## Task objective
Print out every line, exactly as written.

-- Start Dataset rows --

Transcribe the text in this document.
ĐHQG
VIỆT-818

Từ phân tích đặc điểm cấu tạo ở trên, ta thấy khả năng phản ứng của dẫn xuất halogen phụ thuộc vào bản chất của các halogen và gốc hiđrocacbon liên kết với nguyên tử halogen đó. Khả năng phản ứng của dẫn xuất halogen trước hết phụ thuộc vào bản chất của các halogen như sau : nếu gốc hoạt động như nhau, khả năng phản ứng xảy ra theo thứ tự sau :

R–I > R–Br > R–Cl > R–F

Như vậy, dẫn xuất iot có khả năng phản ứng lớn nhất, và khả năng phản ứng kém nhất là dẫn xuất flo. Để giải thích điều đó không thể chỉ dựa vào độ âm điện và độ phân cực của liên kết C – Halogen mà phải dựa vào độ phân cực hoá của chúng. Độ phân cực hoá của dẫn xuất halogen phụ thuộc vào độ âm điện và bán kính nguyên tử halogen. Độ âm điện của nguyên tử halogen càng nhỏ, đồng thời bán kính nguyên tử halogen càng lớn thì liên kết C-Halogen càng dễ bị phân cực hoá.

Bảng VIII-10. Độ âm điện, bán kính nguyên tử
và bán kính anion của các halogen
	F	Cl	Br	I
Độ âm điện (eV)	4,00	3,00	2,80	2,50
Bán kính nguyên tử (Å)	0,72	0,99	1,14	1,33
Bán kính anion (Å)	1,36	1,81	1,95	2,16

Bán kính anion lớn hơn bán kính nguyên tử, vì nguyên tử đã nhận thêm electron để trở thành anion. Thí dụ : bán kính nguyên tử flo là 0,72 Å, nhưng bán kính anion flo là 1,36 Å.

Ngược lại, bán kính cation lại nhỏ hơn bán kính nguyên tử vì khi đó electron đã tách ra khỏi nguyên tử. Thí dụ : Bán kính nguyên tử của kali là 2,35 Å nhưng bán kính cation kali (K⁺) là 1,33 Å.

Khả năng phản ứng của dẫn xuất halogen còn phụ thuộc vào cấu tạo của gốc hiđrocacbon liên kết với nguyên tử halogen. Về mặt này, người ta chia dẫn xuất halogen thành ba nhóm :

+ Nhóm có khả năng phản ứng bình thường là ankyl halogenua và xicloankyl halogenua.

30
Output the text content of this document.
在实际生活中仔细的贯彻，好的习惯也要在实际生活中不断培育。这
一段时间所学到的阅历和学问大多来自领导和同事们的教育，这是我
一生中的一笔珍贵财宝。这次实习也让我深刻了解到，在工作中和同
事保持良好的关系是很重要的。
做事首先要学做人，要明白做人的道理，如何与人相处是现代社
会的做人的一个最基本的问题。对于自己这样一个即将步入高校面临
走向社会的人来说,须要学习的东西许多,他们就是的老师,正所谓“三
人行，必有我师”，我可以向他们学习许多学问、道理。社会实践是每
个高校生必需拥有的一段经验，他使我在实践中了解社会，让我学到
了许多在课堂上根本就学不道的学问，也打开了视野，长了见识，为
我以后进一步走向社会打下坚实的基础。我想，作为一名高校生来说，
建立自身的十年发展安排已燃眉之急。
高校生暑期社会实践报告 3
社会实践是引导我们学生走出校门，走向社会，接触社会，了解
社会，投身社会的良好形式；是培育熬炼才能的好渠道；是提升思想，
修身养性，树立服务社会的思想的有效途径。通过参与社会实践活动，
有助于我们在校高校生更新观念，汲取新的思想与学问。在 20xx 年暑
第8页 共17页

-- End Dataset rows --

## Solved exercise
Transcribe the text in this document.
ĐHQG
VIỆT-818

Từ phân tích đặc điểm cấu tạo ở trên, ta thấy khả năng phản ứng của dẫn xuất halogen phụ thuộc vào bản chất của các halogen và gốc hiđrocacbon liên kết với nguyên tử halogen đó. Khả năng phản ứng của dẫn xuất halogen trước hết phụ thuộc vào bản chất của các halogen như sau : nếu gốc hoạt động như nhau, khả năng phản ứng xảy ra theo thứ tự sau :

R–I > R–Br > R–Cl > R–F

Như vậy, dẫn xuất iot có khả năng phản ứng lớn nhất, và khả năng phản ứng kém nhất là dẫn xuất flo. Để giải thích điều đó không thể chỉ dựa vào độ âm điện và độ phân cực của liên kết C – Halogen mà phải dựa vào độ phân cực hoá của chúng. Độ phân cực hoá của dẫn xuất halogen phụ thuộc vào độ âm điện và bán kính nguyên tử halogen. Độ âm điện của nguyên tử halogen càng nhỏ, đồng thời bán kính nguyên tử halogen càng lớn thì liên kết C-Halogen càng dễ bị phân cực hoá.

Bảng VIII-10. Độ âm điện, bán kính nguyên tử
và bán kính anion của các halogen
	F	Cl	Br	I
Độ âm điện (eV)	4,00	3,00	2,80	2,50
Bán kính nguyên tử (Å)	0,72	0,99	1,14	1,33
Bán kính anion (Å)	1,36	1,81	1,95	2,16

Bán kính anion lớn hơn bán kính nguyên tử, vì nguyên tử đã nhận thêm electron để trở thành anion. Thí dụ : bán kính nguyên tử flo là 0,72 Å, nhưng bán kính anion flo là 1,36 Å.

Ngược lại, bán kính cation lại nhỏ hơn bán kính nguyên tử vì khi đó electron đã tách ra khỏi nguyên tử. Thí dụ : Bán kính nguyên tử của kali là 2,35 Å nhưng bán kính cation kali (K⁺) là 1,33 Å.

Khả năng phản ứng của dẫn xuất halogen còn phụ thuộc vào cấu tạo của gốc hiđrocacbon liên kết với nguyên tử halogen. Về mặt này, người ta chia dẫn xuất halogen thành ba nhóm :

+ Nhóm có khả năng phản ứng bình thường là ankyl halogenua và xicloankyl halogenua.

30
Output the text content of this document.
在实际生活中仔细的贯彻，好的习惯也要在实际生活中不断培育。这
一段时间所学到的阅历和学问大多来自领导和同事们的教育，这是我
一生中的一笔珍贵财宝。这次实习也让我深刻了解到，在工作中和同
事保持良好的关系是很重要的。
做事首先要学做人，要明白做人的道理，如何与人相处是现代社
会的做人的一个最基本的问题。对于自己这样一个即将步入高校面临
走向社会的人来说,须要学习的东西许多,他们就是的老师,正所谓“三
人行，必有我师”，我可以向他们学习许多学问、道理。社会实践是每
个高校生必需拥有的一段经验，他使我在实践中了解社会，让我学到
了许多在课堂上根本就学不道的学问，也打开了视野，长了见识，为
我以后进一步走向社会打下坚实的基础。我想，作为一名高校生来说，
建立自身的十年发展安排已燃眉之急。
高校生暑期社会实践报告 3
社会实践是引导我们学生走出校门，走向社会，接触社会，了解
社会，投身社会的良好形式；是培育熬炼才能的好渠道；是提升思想，
修身养性，树立服务社会的思想的有效途径。通过参与社会实践活动，
有助于我们在校高校生更新观念，汲取新的思想与学问。在 20xx 年暑
第8页 共17页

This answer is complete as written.